Challenge — Print, exactly and completely, every entry in the data.

-- Begin Dataset records --

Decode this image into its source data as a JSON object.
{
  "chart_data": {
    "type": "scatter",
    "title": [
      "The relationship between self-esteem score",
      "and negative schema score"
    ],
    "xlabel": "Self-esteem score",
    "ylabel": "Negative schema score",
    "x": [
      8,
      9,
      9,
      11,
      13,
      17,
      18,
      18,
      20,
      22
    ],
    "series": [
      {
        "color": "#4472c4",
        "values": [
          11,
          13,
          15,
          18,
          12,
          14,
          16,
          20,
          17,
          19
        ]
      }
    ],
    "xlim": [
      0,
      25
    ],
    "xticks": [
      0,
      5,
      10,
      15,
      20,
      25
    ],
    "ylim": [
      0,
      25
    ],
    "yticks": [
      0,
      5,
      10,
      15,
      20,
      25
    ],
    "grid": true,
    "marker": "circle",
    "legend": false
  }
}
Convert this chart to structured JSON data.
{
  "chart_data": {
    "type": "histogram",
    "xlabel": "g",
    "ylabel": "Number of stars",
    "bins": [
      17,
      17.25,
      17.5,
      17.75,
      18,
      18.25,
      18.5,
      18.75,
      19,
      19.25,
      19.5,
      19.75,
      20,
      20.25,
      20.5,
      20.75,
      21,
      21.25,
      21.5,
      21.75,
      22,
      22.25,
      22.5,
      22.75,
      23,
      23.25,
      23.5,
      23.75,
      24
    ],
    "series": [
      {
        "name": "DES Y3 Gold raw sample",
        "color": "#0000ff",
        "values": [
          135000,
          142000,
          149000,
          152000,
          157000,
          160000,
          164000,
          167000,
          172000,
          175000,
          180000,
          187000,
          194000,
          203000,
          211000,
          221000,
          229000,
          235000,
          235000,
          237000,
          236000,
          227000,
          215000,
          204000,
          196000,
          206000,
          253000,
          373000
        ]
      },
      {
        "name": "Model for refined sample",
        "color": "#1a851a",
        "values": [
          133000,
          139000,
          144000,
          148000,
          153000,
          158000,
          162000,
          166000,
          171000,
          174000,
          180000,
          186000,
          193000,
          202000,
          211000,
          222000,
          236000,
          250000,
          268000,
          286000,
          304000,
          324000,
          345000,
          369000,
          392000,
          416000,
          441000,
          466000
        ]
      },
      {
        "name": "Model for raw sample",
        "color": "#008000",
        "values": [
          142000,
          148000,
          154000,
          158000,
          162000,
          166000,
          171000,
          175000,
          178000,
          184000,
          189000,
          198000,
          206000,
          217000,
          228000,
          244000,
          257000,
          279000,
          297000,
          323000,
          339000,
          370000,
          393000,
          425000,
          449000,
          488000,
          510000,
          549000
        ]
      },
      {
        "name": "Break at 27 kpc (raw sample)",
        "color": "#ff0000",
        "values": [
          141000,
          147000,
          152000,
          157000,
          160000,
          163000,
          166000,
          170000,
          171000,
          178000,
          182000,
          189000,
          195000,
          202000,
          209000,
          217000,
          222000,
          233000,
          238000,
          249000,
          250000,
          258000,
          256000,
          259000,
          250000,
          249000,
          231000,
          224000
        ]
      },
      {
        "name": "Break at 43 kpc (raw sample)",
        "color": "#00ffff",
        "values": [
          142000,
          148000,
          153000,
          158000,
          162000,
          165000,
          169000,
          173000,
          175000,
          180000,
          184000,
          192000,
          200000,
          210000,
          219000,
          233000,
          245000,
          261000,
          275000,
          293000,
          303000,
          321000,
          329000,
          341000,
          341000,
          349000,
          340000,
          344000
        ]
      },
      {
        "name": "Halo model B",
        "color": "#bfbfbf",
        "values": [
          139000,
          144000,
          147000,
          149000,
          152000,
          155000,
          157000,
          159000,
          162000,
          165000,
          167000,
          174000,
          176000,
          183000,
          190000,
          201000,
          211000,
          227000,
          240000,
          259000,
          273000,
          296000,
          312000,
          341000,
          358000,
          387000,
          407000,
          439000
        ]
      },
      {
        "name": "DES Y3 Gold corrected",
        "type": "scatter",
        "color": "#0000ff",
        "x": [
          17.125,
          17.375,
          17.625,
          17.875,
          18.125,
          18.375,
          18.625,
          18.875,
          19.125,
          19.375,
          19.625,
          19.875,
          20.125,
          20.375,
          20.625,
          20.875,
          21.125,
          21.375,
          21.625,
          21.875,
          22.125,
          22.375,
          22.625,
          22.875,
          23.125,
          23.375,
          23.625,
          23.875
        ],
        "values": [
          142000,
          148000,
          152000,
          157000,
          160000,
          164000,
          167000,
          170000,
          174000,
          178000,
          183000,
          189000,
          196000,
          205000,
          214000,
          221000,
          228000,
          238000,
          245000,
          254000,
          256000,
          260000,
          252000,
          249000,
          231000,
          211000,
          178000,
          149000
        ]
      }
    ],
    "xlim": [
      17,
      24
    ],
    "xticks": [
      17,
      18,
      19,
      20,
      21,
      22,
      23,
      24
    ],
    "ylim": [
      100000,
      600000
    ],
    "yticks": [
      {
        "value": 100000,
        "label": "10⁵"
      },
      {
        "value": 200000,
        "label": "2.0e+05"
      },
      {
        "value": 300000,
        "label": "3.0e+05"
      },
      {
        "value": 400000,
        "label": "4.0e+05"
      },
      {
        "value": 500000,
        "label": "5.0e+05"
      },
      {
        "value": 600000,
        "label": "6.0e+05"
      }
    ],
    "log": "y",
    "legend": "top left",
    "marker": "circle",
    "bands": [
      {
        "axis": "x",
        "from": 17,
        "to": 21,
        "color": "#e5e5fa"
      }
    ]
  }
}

-- End Dataset records --

The completed task —
Decode this image into its source data as a JSON object.
{
  "chart_data": {
    "type": "scatter",
    "title": [
      "The relationship between self-esteem score",
      "and negative schema score"
    ],
    "xlabel": "Self-esteem score",
    "ylabel": "Negative schema score",
    "x": [
      8,
      9,
      9,
      11,
      13,
      17,
      18,
      18,
      20,
      22
    ],
    "series": [
      {
        "color": "#4472c4",
        "values": [
          11,
          13,
          15,
          18,
          12,
          14,
          16,
          20,
          17,
          19
        ]
      }
    ],
    "xlim": [
      0,
      25
    ],
    "xticks": [
      0,
      5,
      10,
      15,
      20,
      25
    ],
    "ylim": [
      0,
      25
    ],
    "yticks": [
      0,
      5,
      10,
      15,
      20,
      25
    ],
    "grid": true,
    "marker": "circle",
    "legend": false
  }
}
Convert this chart to structured JSON data.
{
  "chart_data": {
    "type": "histogram",
    "xlabel": "g",
    "ylabel": "Number of stars",
    "bins": [
      17,
      17.25,
      17.5,
      17.75,
      18,
      18.25,
      18.5,
      18.75,
      19,
      19.25,
      19.5,
      19.75,
      20,
      20.25,
      20.5,
      20.75,
      21,
      21.25,
      21.5,
      21.75,
      22,
      22.25,
      22.5,
      22.75,
      23,
      23.25,
      23.5,
      23.75,
      24
    ],
    "series": [
      {
        "name": "DES Y3 Gold raw sample",
        "color": "#0000ff",
        "values": [
          135000,
          142000,
          149000,
          152000,
          157000,
          160000,
          164000,
          167000,
          172000,
          175000,
          180000,
          187000,
          194000,
          203000,
          211000,
          221000,
          229000,
          235000,
          235000,
          237000,
          236000,
          227000,
          215000,
          204000,
          196000,
          206000,
          253000,
          373000
        ]
      },
      {
        "name": "Model for refined sample",
        "color": "#1a851a",
        "values": [
          133000,
          139000,
          144000,
          148000,
          153000,
          158000,
          162000,
          166000,
          171000,
          174000,
          180000,
          186000,
          193000,
          202000,
          211000,
          222000,
          236000,
          250000,
          268000,
          286000,
          304000,
          324000,
          345000,
          369000,
          392000,
          416000,
          441000,
          466000
        ]
      },
      {
        "name": "Model for raw sample",
        "color": "#008000",
        "values": [
          142000,
          148000,
          154000,
          158000,
          162000,
          166000,
          171000,
          175000,
          178000,
          184000,
          189000,
          198000,
          206000,
          217000,
          228000,
          244000,
          257000,
          279000,
          297000,
          323000,
          339000,
          370000,
          393000,
          425000,
          449000,
          488000,
          510000,
          549000
        ]
      },
      {
        "name": "Break at 27 kpc (raw sample)",
        "color": "#ff0000",
        "values": [
          141000,
          147000,
          152000,
          157000,
          160000,
          163000,
          166000,
          170000,
          171000,
          178000,
          182000,
          189000,
          195000,
          202000,
          209000,
          217000,
          222000,
          233000,
          238000,
          249000,
          250000,
          258000,
          256000,
          259000,
          250000,
          249000,
          231000,
          224000
        ]
      },
      {
        "name": "Break at 43 kpc (raw sample)",
        "color": "#00ffff",
        "values": [
          142000,
          148000,
          153000,
          158000,
          162000,
          165000,
          169000,
          173000,
          175000,
          180000,
          184000,
          192000,
          200000,
          210000,
          219000,
          233000,
          245000,
          261000,
          275000,
          293000,
          303000,
          321000,
          329000,
          341000,
          341000,
          349000,
          340000,
          344000
        ]
      },
      {
        "name": "Halo model B",
        "color": "#bfbfbf",
        "values": [
          139000,
          144000,
          147000,
          149000,
          152000,
          155000,
          157000,
          159000,
          162000,
          165000,
          167000,
          174000,
          176000,
          183000,
          190000,
          201000,
          211000,
          227000,
          240000,
          259000,
          273000,
          296000,
          312000,
          341000,
          358000,
          387000,
          407000,
          439000
        ]
      },
      {
        "name": "DES Y3 Gold corrected",
        "type": "scatter",
        "color": "#0000ff",
        "x": [
          17.125,
          17.375,
          17.625,
          17.875,
          18.125,
          18.375,
          18.625,
          18.875,
          19.125,
          19.375,
          19.625,
          19.875,
          20.125,
          20.375,
          20.625,
          20.875,
          21.125,
          21.375,
          21.625,
          21.875,
          22.125,
          22.375,
          22.625,
          22.875,
          23.125,
          23.375,
          23.625,
          23.875
        ],
        "values": [
          142000,
          148000,
          152000,
          157000,
          160000,
          164000,
          167000,
          170000,
          174000,
          178000,
          183000,
          189000,
          196000,
          205000,
          214000,
          221000,
          228000,
          238000,
          245000,
          254000,
          256000,
          260000,
          252000,
          249000,
          231000,
          211000,
          178000,
          149000
        ]
      }
    ],
    "xlim": [
      17,
      24
    ],
    "xticks": [
      17,
      18,
      19,
      20,
      21,
      22,
      23,
      24
    ],
    "ylim": [
      100000,
      600000
    ],
    "yticks": [
      {
        "value": 100000,
        "label": "10⁵"
      },
      {
        "value": 200000,
        "label": "2.0e+05"
      },
      {
        "value": 300000,
        "label": "3.0e+05"
      },
      {
        "value": 400000,
        "label": "4.0e+05"
      },
      {
        "value": 500000,
        "label": "5.0e+05"
      },
      {
        "value": 600000,
        "label": "6.0e+05"
      }
    ],
    "log": "y",
    "legend": "top left",
    "marker": "circle",
    "bands": [
      {
        "axis": "x",
        "from": 17,
        "to": 21,
        "color": "#e5e5fa"
      }
    ]
  }
}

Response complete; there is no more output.